Each entry must be reproduced precisely as it stands.

** BEGIN **

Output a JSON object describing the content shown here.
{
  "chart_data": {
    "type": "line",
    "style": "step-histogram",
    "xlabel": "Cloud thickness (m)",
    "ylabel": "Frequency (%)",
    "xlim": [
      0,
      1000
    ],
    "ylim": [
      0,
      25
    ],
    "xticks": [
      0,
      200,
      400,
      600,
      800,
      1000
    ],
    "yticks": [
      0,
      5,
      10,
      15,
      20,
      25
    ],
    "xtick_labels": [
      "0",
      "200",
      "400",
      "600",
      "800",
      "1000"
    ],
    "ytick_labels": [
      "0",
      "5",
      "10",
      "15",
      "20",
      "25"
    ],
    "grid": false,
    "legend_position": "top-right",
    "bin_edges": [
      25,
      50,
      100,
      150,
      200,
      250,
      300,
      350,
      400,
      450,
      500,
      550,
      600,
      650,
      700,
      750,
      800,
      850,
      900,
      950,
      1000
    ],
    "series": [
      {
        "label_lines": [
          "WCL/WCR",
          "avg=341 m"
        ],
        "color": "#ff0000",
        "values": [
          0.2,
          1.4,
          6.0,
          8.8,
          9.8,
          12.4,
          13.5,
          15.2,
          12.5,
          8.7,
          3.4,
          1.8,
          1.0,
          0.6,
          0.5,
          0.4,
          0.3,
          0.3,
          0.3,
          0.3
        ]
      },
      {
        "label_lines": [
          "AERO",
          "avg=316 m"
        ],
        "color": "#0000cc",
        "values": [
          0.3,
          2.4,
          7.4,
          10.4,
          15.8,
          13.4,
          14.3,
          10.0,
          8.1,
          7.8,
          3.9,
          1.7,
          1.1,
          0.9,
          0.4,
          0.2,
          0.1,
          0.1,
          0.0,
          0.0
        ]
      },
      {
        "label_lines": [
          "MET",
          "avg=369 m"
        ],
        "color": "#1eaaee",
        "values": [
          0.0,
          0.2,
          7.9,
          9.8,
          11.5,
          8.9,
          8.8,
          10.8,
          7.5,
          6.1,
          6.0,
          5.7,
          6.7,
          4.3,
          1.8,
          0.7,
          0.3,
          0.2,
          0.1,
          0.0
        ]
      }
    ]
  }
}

** END **

- _IN RESPONSE_:
Output a JSON object describing the content shown here.
{
  "chart_data": {
    "type": "line",
    "style": "step-histogram",
    "xlabel": "Cloud thickness (m)",
    "ylabel": "Frequency (%)",
    "xlim": [
      0,
      1000
    ],
    "ylim": [
      0,
      25
    ],
    "xticks": [
      0,
      200,
      400,
      600,
      800,
      1000
    ],
    "yticks": [
      0,
      5,
      10,
      15,
      20,
      25
    ],
    "xtick_labels": [
      "0",
      "200",
      "400",
      "600",
      "800",
      "1000"
    ],
    "ytick_labels": [
      "0",
      "5",
      "10",
      "15",
      "20",
      "25"
    ],
    "grid": false,
    "legend_position": "top-right",
    "bin_edges": [
      25,
      50,
      100,
      150,
      200,
      250,
      300,
      350,
      400,
      450,
      500,
      550,
      600,
      650,
      700,
      750,
      800,
      850,
      900,
      950,
      1000
    ],
    "series": [
      {
        "label_lines": [
          "WCL/WCR",
          "avg=341 m"
        ],
        "color": "#ff0000",
        "values": [
          0.2,
          1.4,
          6.0,
          8.8,
          9.8,
          12.4,
          13.5,
          15.2,
          12.5,
          8.7,
          3.4,
          1.8,
          1.0,
          0.6,
          0.5,
          0.4,
          0.3,
          0.3,
          0.3,
          0.3
        ]
      },
      {
        "label_lines": [
          "AERO",
          "avg=316 m"
        ],
        "color": "#0000cc",
        "values": [
          0.3,
          2.4,
          7.4,
          10.4,
          15.8,
          13.4,
          14.3,
          10.0,
          8.1,
          7.8,
          3.9,
          1.7,
          1.1,
          0.9,
          0.4,
          0.2,
          0.1,
          0.1,
          0.0,
          0.0
        ]
      },
      {
        "label_lines": [
          "MET",
          "avg=369 m"
        ],
        "color": "#1eaaee",
        "values": [
          0.0,
          0.2,
          7.9,
          9.8,
          11.5,
          8.9,
          8.8,
          10.8,
          7.5,
          6.1,
          6.0,
          5.7,
          6.7,
          4.3,
          1.8,
          0.7,
          0.3,
          0.2,
          0.1,
          0.0
        ]
      }
    ]
  }
}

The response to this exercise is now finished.